---------- Material for this exercise

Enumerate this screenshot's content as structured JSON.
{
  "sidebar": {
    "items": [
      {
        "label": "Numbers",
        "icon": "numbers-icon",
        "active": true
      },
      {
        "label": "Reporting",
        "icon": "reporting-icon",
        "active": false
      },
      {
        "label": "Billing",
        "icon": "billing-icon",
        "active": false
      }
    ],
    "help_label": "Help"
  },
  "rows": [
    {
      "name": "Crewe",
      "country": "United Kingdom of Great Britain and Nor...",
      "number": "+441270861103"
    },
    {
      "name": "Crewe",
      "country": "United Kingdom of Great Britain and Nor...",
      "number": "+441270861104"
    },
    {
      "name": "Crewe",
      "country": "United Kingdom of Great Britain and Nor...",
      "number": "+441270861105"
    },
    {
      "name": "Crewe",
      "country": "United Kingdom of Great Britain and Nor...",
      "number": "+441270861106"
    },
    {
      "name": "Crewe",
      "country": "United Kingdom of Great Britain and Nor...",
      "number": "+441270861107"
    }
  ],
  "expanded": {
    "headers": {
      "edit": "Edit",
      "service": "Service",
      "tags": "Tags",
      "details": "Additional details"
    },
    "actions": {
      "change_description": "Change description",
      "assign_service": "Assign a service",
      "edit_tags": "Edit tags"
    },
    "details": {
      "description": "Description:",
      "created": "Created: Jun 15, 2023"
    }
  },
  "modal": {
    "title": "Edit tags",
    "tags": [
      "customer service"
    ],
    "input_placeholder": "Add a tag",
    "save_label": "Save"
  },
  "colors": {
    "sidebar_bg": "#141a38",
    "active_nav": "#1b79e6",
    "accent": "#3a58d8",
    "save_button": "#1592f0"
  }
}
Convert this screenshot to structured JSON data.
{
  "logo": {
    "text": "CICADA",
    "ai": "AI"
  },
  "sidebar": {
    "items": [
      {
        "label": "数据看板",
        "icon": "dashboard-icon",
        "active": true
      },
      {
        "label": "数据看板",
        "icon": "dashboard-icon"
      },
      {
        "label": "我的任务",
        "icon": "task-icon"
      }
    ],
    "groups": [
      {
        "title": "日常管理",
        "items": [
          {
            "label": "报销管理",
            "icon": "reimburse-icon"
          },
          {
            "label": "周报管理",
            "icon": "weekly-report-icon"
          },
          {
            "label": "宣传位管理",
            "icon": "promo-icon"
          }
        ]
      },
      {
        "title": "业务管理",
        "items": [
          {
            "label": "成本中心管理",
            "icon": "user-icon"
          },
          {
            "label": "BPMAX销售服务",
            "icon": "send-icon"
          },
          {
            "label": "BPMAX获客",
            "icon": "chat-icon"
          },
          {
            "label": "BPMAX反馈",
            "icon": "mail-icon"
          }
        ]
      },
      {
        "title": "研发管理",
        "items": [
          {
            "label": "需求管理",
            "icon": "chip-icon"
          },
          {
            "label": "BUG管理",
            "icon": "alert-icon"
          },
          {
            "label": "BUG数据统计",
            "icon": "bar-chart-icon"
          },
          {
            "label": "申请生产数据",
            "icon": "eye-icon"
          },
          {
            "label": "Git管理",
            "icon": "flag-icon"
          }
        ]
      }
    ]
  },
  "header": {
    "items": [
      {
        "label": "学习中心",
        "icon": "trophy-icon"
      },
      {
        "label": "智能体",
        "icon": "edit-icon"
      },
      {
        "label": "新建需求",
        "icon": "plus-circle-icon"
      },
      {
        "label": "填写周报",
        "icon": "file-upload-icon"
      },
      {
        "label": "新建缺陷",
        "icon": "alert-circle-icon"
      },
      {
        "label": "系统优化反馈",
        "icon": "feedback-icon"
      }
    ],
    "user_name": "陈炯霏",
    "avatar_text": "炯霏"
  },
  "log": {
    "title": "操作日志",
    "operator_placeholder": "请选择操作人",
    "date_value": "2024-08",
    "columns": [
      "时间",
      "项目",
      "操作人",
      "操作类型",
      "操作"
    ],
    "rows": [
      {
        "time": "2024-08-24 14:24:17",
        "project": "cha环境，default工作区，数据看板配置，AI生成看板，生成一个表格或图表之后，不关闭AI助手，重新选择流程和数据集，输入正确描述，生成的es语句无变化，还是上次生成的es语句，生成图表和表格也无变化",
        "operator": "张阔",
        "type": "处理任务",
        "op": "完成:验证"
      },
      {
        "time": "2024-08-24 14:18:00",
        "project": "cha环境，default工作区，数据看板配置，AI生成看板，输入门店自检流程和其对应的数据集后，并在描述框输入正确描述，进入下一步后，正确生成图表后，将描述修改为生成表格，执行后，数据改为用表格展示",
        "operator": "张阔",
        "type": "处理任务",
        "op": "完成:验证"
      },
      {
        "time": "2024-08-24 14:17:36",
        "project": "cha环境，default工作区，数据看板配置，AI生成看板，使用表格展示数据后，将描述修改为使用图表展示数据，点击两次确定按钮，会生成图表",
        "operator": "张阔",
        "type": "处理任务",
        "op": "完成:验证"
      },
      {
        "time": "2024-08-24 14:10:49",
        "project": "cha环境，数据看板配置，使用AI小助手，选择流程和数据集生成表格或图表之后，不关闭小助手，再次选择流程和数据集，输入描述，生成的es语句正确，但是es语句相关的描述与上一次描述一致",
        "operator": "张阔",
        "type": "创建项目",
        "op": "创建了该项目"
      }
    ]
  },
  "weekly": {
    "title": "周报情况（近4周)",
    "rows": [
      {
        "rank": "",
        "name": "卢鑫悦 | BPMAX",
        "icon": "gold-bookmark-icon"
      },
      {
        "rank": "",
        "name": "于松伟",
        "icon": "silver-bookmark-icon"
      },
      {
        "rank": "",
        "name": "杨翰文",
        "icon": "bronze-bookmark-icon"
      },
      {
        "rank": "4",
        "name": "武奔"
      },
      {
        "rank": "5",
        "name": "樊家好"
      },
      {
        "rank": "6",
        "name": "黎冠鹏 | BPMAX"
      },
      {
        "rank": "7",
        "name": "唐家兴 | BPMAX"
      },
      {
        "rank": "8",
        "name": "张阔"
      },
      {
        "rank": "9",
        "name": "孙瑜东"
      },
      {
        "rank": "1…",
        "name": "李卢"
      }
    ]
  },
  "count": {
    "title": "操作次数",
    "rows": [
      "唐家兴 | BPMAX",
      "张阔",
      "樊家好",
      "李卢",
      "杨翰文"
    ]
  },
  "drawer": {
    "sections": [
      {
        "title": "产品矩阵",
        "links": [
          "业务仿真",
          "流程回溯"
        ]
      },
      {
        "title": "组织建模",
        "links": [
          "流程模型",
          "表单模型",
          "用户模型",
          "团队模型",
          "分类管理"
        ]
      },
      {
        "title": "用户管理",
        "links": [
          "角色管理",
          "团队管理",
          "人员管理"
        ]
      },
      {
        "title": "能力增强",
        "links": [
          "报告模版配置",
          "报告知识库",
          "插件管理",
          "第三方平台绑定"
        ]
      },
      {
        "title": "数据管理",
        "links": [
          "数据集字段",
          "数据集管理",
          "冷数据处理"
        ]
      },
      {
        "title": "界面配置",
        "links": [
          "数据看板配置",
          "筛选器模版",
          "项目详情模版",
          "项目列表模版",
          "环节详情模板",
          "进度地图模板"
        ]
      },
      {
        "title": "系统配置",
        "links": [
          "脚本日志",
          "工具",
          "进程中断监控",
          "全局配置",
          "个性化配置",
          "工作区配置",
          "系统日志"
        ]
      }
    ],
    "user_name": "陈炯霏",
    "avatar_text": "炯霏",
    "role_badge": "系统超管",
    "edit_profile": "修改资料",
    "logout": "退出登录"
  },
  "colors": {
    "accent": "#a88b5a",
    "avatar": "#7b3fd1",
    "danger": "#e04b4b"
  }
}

--------------------

• Instructions to follow:
The entries above must be returned in full, exactly as shown.

• Final result:
Enumerate this screenshot's content as structured JSON.
{
  "sidebar": {
    "items": [
      {
        "label": "Numbers",
        "icon": "numbers-icon",
        "active": true
      },
      {
        "label": "Reporting",
        "icon": "reporting-icon",
        "active": false
      },
      {
        "label": "Billing",
        "icon": "billing-icon",
        "active": false
      }
    ],
    "help_label": "Help"
  },
  "rows": [
    {
      "name": "Crewe",
      "country": "United Kingdom of Great Britain and Nor...",
      "number": "+441270861103"
    },
    {
      "name": "Crewe",
      "country": "United Kingdom of Great Britain and Nor...",
      "number": "+441270861104"
    },
    {
      "name": "Crewe",
      "country": "United Kingdom of Great Britain and Nor...",
      "number": "+441270861105"
    },
    {
      "name": "Crewe",
      "country": "United Kingdom of Great Britain and Nor...",
      "number": "+441270861106"
    },
    {
      "name": "Crewe",
      "country": "United Kingdom of Great Britain and Nor...",
      "number": "+441270861107"
    }
  ],
  "expanded": {
    "headers": {
      "edit": "Edit",
      "service": "Service",
      "tags": "Tags",
      "details": "Additional details"
    },
    "actions": {
      "change_description": "Change description",
      "assign_service": "Assign a service",
      "edit_tags": "Edit tags"
    },
    "details": {
      "description": "Description:",
      "created": "Created: Jun 15, 2023"
    }
  },
  "modal": {
    "title": "Edit tags",
    "tags": [
      "customer service"
    ],
    "input_placeholder": "Add a tag",
    "save_label": "Save"
  },
  "colors": {
    "sidebar_bg": "#141a38",
    "active_nav": "#1b79e6",
    "accent": "#3a58d8",
    "save_button": "#1592f0"
  }
}
Convert this screenshot to structured JSON data.
{
  "logo": {
    "text": "CICADA",
    "ai": "AI"
  },
  "sidebar": {
    "items": [
      {
        "label": "数据看板",
        "icon": "dashboard-icon",
        "active": true
      },
      {
        "label": "数据看板",
        "icon": "dashboard-icon"
      },
      {
        "label": "我的任务",
        "icon": "task-icon"
      }
    ],
    "groups": [
      {
        "title": "日常管理",
        "items": [
          {
            "label": "报销管理",
            "icon": "reimburse-icon"
          },
          {
            "label": "周报管理",
            "icon": "weekly-report-icon"
          },
          {
            "label": "宣传位管理",
            "icon": "promo-icon"
          }
        ]
      },
      {
        "title": "业务管理",
        "items": [
          {
            "label": "成本中心管理",
            "icon": "user-icon"
          },
          {
            "label": "BPMAX销售服务",
            "icon": "send-icon"
          },
          {
            "label": "BPMAX获客",
            "icon": "chat-icon"
          },
          {
            "label": "BPMAX反馈",
            "icon": "mail-icon"
          }
        ]
      },
      {
        "title": "研发管理",
        "items": [
          {
            "label": "需求管理",
            "icon": "chip-icon"
          },
          {
            "label": "BUG管理",
            "icon": "alert-icon"
          },
          {
            "label": "BUG数据统计",
            "icon": "bar-chart-icon"
          },
          {
            "label": "申请生产数据",
            "icon": "eye-icon"
          },
          {
            "label": "Git管理",
            "icon": "flag-icon"
          }
        ]
      }
    ]
  },
  "header": {
    "items": [
      {
        "label": "学习中心",
        "icon": "trophy-icon"
      },
      {
        "label": "智能体",
        "icon": "edit-icon"
      },
      {
        "label": "新建需求",
        "icon": "plus-circle-icon"
      },
      {
        "label": "填写周报",
        "icon": "file-upload-icon"
      },
      {
        "label": "新建缺陷",
        "icon": "alert-circle-icon"
      },
      {
        "label": "系统优化反馈",
        "icon": "feedback-icon"
      }
    ],
    "user_name": "陈炯霏",
    "avatar_text": "炯霏"
  },
  "log": {
    "title": "操作日志",
    "operator_placeholder": "请选择操作人",
    "date_value": "2024-08",
    "columns": [
      "时间",
      "项目",
      "操作人",
      "操作类型",
      "操作"
    ],
    "rows": [
      {
        "time": "2024-08-24 14:24:17",
        "project": "cha环境，default工作区，数据看板配置，AI生成看板，生成一个表格或图表之后，不关闭AI助手，重新选择流程和数据集，输入正确描述，生成的es语句无变化，还是上次生成的es语句，生成图表和表格也无变化",
        "operator": "张阔",
        "type": "处理任务",
        "op": "完成:验证"
      },
      {
        "time": "2024-08-24 14:18:00",
        "project": "cha环境，default工作区，数据看板配置，AI生成看板，输入门店自检流程和其对应的数据集后，并在描述框输入正确描述，进入下一步后，正确生成图表后，将描述修改为生成表格，执行后，数据改为用表格展示",
        "operator": "张阔",
        "type": "处理任务",
        "op": "完成:验证"
      },
      {
        "time": "2024-08-24 14:17:36",
        "project": "cha环境，default工作区，数据看板配置，AI生成看板，使用表格展示数据后，将描述修改为使用图表展示数据，点击两次确定按钮，会生成图表",
        "operator": "张阔",
        "type": "处理任务",
        "op": "完成:验证"
      },
      {
        "time": "2024-08-24 14:10:49",
        "project": "cha环境，数据看板配置，使用AI小助手，选择流程和数据集生成表格或图表之后，不关闭小助手，再次选择流程和数据集，输入描述，生成的es语句正确，但是es语句相关的描述与上一次描述一致",
        "operator": "张阔",
        "type": "创建项目",
        "op": "创建了该项目"
      }
    ]
  },
  "weekly": {
    "title": "周报情况（近4周)",
    "rows": [
      {
        "rank": "",
        "name": "卢鑫悦 | BPMAX",
        "icon": "gold-bookmark-icon"
      },
      {
        "rank": "",
        "name": "于松伟",
        "icon": "silver-bookmark-icon"
      },
      {
        "rank": "",
        "name": "杨翰文",
        "icon": "bronze-bookmark-icon"
      },
      {
        "rank": "4",
        "name": "武奔"
      },
      {
        "rank": "5",
        "name": "樊家好"
      },
      {
        "rank": "6",
        "name": "黎冠鹏 | BPMAX"
      },
      {
        "rank": "7",
        "name": "唐家兴 | BPMAX"
      },
      {
        "rank": "8",
        "name": "张阔"
      },
      {
        "rank": "9",
        "name": "孙瑜东"
      },
      {
        "rank": "1…",
        "name": "李卢"
      }
    ]
  },
  "count": {
    "title": "操作次数",
    "rows": [
      "唐家兴 | BPMAX",
      "张阔",
      "樊家好",
      "李卢",
      "杨翰文"
    ]
  },
  "drawer": {
    "sections": [
      {
        "title": "产品矩阵",
        "links": [
          "业务仿真",
          "流程回溯"
        ]
      },
      {
        "title": "组织建模",
        "links": [
          "流程模型",
          "表单模型",
          "用户模型",
          "团队模型",
          "分类管理"
        ]
      },
      {
        "title": "用户管理",
        "links": [
          "角色管理",
          "团队管理",
          "人员管理"
        ]
      },
      {
        "title": "能力增强",
        "links": [
          "报告模版配置",
          "报告知识库",
          "插件管理",
          "第三方平台绑定"
        ]
      },
      {
        "title": "数据管理",
        "links": [
          "数据集字段",
          "数据集管理",
          "冷数据处理"
        ]
      },
      {
        "title": "界面配置",
        "links": [
          "数据看板配置",
          "筛选器模版",
          "项目详情模版",
          "项目列表模版",
          "环节详情模板",
          "进度地图模板"
        ]
      },
      {
        "title": "系统配置",
        "links": [
          "脚本日志",
          "工具",
          "进程中断监控",
          "全局配置",
          "个性化配置",
          "工作区配置",
          "系统日志"
        ]
      }
    ],
    "user_name": "陈炯霏",
    "avatar_text": "炯霏",
    "role_badge": "系统超管",
    "edit_profile": "修改资料",
    "logout": "退出登录"
  },
  "colors": {
    "accent": "#a88b5a",
    "avatar": "#7b3fd1",
    "danger": "#e04b4b"
  }
}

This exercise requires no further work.